Task to carry out:
Report every line in the listing that contains the string "automatically".

Material shown:
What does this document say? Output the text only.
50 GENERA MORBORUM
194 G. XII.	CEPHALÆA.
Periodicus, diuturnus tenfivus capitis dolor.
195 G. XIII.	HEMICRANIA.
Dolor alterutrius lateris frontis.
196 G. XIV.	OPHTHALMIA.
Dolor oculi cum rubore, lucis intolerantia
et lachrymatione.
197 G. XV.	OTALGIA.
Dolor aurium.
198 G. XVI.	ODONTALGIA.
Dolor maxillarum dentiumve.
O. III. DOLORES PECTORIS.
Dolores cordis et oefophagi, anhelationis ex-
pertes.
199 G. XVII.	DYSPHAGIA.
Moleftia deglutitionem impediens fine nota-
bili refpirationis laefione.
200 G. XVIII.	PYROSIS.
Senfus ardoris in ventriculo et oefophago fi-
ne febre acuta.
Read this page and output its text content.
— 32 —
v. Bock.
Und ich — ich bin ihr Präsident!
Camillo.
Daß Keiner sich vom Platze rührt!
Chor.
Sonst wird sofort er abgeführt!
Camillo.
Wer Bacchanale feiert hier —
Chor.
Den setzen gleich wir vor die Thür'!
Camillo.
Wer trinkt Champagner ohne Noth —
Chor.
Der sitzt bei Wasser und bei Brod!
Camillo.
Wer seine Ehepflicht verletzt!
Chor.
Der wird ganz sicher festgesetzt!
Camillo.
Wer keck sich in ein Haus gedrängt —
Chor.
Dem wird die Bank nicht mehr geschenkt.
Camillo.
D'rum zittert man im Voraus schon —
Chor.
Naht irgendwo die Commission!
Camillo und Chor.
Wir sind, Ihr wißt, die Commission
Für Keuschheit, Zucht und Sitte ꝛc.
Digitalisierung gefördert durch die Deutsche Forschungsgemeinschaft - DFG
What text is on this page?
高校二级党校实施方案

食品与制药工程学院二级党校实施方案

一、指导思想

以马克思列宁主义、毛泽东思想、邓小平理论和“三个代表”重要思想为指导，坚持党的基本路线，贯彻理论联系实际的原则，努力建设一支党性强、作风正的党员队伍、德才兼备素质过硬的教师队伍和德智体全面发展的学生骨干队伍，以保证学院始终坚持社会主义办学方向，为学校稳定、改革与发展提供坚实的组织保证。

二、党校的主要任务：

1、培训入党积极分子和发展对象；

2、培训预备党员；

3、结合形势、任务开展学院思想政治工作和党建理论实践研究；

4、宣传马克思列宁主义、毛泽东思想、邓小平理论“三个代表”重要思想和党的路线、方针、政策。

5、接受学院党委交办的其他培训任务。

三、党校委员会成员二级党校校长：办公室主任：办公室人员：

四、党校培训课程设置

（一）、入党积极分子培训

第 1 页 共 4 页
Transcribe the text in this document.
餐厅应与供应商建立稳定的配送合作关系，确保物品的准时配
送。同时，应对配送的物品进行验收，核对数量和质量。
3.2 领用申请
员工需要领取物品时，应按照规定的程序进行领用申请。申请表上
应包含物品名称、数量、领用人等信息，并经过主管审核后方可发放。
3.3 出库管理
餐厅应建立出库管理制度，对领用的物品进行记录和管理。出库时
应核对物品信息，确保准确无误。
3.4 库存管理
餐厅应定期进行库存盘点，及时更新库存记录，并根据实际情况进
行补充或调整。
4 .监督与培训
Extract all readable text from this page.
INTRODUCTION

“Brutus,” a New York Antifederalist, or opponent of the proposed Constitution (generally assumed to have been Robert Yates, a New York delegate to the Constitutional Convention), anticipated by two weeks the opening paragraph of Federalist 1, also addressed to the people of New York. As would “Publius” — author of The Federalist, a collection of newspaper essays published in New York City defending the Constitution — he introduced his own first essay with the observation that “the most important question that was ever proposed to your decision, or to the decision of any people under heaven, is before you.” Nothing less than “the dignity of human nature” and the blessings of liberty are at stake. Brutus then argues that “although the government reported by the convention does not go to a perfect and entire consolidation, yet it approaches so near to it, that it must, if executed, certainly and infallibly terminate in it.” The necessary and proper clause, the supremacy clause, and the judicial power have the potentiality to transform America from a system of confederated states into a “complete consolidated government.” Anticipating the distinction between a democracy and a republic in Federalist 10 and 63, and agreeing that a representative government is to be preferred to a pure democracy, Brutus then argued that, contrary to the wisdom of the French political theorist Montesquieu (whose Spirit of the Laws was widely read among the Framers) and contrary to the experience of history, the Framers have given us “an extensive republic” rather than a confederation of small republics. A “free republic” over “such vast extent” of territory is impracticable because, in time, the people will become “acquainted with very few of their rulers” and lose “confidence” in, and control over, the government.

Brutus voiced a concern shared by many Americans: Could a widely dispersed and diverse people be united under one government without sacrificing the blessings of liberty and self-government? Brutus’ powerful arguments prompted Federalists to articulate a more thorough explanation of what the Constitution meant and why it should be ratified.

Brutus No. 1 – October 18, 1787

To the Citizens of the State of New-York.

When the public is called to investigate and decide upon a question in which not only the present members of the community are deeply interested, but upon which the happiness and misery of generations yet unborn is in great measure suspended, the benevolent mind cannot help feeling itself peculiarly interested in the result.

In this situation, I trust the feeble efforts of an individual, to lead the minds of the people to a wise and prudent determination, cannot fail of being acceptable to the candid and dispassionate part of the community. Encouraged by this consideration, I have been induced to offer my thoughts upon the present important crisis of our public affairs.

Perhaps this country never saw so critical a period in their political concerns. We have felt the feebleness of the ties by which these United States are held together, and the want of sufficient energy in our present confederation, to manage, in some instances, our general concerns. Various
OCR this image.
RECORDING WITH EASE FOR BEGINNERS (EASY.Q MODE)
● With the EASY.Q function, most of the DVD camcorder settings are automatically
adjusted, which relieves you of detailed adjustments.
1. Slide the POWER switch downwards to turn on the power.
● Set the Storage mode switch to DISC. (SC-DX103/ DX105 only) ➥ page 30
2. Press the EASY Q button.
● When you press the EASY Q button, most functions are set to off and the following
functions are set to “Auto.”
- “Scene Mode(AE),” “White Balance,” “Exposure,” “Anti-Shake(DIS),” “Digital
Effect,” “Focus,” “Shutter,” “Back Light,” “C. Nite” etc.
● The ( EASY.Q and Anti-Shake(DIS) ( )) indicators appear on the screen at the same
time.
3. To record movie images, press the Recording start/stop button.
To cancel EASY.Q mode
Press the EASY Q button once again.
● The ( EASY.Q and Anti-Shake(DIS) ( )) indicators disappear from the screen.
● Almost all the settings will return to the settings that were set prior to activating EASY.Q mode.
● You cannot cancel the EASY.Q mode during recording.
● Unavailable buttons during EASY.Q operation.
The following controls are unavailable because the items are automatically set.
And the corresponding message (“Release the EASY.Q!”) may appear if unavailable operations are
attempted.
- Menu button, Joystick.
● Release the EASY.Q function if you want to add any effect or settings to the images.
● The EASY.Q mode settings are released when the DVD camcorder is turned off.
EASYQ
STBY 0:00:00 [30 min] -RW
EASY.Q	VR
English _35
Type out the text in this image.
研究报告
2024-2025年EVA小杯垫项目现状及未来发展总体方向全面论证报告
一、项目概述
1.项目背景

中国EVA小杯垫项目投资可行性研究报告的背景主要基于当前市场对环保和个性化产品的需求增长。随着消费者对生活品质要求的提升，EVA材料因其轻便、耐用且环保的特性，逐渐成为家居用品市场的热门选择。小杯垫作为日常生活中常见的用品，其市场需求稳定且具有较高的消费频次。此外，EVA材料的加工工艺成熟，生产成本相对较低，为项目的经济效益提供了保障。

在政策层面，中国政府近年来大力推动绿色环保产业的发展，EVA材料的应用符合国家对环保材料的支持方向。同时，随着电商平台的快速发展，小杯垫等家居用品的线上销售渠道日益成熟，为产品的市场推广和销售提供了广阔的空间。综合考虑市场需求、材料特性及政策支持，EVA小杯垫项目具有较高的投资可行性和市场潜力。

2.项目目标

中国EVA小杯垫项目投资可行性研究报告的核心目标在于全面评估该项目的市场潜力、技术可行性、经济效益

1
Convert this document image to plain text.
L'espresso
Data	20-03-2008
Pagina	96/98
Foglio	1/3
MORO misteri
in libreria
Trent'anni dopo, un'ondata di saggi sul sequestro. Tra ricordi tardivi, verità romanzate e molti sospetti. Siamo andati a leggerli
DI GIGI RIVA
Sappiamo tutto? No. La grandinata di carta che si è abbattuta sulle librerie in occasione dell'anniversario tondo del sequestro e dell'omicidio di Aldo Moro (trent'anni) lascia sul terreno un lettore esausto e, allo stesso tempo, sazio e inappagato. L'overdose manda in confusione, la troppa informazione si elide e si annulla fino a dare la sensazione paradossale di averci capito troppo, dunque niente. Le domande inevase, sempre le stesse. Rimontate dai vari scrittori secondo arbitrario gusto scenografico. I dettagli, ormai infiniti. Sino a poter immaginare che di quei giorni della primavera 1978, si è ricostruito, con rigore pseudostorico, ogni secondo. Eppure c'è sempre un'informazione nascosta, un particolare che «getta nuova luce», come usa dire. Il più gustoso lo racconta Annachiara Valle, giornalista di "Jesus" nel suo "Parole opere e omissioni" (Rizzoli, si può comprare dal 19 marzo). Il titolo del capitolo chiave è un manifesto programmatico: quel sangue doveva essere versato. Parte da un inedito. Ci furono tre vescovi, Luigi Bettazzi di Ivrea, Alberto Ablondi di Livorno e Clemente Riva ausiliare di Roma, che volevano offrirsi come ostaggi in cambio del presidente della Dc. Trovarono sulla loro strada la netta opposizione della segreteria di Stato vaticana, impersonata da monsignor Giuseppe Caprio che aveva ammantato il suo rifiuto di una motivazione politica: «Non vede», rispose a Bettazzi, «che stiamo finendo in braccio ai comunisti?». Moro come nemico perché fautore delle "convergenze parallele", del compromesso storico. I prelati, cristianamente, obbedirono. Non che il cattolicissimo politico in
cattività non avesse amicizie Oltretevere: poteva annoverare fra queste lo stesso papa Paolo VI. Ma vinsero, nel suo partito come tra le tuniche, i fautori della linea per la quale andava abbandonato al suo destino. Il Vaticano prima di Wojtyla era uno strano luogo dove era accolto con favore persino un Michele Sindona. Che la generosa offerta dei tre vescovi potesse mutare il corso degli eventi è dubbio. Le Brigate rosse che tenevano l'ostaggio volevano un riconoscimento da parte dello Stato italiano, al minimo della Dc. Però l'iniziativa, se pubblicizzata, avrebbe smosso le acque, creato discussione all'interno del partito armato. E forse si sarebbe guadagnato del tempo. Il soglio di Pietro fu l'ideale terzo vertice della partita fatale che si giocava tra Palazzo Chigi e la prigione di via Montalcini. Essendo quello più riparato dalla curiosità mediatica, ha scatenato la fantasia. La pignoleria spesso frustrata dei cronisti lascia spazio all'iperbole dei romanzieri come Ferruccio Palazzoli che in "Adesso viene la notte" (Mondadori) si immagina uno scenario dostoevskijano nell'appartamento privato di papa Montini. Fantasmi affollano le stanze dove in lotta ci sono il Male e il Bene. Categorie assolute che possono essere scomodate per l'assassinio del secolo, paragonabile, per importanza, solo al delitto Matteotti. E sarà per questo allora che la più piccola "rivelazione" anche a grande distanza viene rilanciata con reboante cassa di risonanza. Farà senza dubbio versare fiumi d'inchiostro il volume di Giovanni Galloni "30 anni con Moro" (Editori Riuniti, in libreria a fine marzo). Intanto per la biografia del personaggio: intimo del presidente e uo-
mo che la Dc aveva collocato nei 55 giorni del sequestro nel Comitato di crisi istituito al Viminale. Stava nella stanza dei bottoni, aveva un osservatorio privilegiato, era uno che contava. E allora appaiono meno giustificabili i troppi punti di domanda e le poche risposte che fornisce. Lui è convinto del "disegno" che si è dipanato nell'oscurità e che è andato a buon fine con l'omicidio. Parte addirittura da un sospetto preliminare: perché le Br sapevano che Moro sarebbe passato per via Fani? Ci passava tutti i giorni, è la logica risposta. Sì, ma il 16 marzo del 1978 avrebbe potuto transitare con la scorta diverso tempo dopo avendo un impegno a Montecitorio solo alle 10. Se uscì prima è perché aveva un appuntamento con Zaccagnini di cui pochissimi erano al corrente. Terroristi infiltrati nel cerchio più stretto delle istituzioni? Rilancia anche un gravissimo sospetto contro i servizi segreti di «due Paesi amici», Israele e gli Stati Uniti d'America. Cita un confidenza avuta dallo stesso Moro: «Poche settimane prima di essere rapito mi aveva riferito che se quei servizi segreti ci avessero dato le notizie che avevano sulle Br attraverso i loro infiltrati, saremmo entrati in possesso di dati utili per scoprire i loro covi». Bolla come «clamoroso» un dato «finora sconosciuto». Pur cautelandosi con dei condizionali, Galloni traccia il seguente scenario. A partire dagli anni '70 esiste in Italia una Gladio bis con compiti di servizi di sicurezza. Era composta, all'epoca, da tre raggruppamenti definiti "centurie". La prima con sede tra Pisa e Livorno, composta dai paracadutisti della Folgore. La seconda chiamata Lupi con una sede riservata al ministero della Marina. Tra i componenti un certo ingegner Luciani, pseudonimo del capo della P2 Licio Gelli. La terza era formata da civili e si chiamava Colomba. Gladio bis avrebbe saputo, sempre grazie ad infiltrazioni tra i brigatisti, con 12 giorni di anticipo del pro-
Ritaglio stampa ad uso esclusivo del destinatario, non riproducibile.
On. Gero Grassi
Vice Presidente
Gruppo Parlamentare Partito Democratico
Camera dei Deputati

Response:
● With the EASY.Q function, most of the DVD camcorder settings are automatically
The following controls are unavailable because the items are automatically set.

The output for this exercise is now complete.